-------- DATA ENTRIES --------

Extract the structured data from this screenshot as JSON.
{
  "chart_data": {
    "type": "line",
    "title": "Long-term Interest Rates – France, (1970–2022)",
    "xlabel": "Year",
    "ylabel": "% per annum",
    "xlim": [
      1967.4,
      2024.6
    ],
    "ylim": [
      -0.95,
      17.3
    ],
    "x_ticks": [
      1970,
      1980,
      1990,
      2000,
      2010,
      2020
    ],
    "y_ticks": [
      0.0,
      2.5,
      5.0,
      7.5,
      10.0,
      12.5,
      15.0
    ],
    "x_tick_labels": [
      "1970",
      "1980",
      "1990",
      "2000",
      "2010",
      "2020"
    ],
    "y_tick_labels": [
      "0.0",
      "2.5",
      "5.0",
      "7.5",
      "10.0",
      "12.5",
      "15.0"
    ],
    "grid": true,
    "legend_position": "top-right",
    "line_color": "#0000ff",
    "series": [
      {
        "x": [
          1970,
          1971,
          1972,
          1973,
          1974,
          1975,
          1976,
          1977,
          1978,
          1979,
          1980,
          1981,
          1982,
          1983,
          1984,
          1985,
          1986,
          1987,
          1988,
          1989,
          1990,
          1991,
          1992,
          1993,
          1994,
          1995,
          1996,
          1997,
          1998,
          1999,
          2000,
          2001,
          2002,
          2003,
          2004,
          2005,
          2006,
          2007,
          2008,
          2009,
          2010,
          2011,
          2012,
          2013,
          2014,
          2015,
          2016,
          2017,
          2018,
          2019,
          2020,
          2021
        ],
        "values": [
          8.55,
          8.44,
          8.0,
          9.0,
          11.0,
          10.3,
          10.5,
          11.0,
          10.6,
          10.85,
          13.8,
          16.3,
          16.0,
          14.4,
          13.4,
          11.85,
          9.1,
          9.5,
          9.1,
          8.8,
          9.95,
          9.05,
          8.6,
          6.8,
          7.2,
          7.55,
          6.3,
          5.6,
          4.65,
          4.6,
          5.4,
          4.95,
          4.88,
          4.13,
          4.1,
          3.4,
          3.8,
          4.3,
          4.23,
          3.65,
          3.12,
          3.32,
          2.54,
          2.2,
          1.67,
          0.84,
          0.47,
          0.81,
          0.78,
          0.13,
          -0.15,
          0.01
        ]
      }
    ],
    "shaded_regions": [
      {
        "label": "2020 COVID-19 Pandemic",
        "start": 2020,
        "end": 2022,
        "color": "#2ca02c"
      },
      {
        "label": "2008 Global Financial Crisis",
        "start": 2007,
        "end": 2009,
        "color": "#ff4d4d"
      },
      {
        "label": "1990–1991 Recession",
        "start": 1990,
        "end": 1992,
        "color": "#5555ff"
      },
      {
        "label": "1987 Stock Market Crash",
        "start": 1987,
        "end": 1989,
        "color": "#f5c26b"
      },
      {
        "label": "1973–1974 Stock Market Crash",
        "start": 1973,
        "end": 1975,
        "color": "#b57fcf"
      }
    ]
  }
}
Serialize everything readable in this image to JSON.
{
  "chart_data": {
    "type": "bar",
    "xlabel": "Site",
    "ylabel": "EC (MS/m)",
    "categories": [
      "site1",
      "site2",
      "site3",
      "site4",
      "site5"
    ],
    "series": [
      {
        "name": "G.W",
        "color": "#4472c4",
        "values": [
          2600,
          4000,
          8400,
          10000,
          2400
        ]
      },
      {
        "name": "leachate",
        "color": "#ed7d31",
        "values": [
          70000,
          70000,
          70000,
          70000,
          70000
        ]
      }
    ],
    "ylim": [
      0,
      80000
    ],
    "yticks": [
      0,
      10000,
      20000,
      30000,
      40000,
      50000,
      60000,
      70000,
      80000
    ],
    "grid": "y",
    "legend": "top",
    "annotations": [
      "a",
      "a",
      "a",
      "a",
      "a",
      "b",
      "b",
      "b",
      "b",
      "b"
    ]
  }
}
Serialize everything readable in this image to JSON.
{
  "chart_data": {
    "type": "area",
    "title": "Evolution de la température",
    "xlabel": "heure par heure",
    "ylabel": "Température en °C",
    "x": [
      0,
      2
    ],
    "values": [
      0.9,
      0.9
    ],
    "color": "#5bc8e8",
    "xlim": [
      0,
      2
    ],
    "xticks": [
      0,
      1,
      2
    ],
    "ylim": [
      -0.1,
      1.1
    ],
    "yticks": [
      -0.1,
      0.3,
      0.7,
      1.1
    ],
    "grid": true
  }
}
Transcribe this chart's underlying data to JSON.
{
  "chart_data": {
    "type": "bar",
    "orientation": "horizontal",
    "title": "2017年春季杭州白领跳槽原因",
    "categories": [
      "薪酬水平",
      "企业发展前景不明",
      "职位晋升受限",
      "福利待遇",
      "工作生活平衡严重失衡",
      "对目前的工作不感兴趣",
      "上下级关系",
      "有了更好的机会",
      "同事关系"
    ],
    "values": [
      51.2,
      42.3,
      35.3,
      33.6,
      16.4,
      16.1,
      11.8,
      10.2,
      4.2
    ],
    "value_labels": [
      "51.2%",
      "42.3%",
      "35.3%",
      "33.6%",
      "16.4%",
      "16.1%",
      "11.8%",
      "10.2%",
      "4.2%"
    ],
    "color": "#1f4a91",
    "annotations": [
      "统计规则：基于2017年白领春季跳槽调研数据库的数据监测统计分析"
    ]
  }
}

--------

Copy out every line of the data that includes "start".

▶ [SOLUTION TO THE EXERCISE]:
        "start": 2020,
        "start": 2007,
        "start": 1990,
        "start": 1987,
        "start": 1973,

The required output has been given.